→ To do
Extract each line where the string "Ampliação" shows up.

→ Records supplied
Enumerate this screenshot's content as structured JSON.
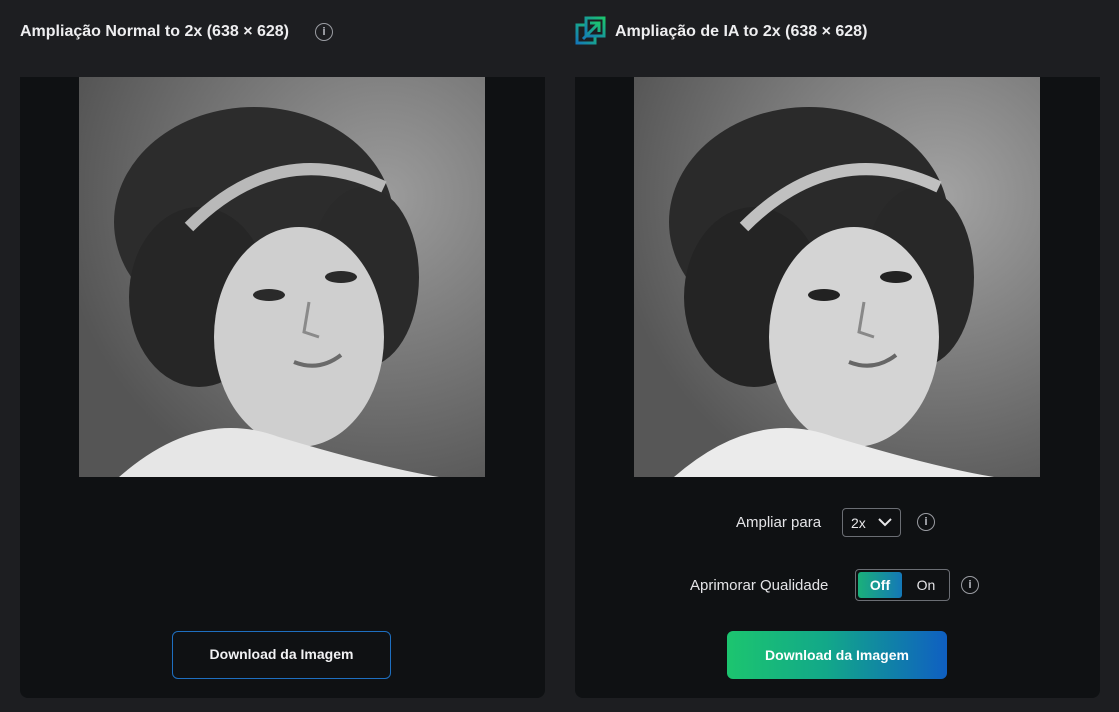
{
  "left_panel": {
    "title": "Ampliação Normal to 2x (638 × 628)",
    "info_icon": "info-icon",
    "download_label": "Download da Imagem"
  },
  "right_panel": {
    "title": "Ampliação de IA to 2x (638 × 628)",
    "brand_icon": "ai-upscale-icon",
    "scale_label": "Ampliar para",
    "scale_value": "2x",
    "quality_label": "Aprimorar Qualidade",
    "quality_off": "Off",
    "quality_on": "On",
    "quality_state": "Off",
    "download_label": "Download da Imagem"
  },
  "colors": {
    "background": "#1d1e21",
    "panel": "#0f1113",
    "accent_green": "#1cc56f",
    "accent_blue": "#0f5fc2",
    "outline_blue": "#1e6fc0"
  }
}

→ Answer
    "title": "Ampliação Normal to 2x (638 × 628)",
    "title": "Ampliação de IA to 2x (638 × 628)",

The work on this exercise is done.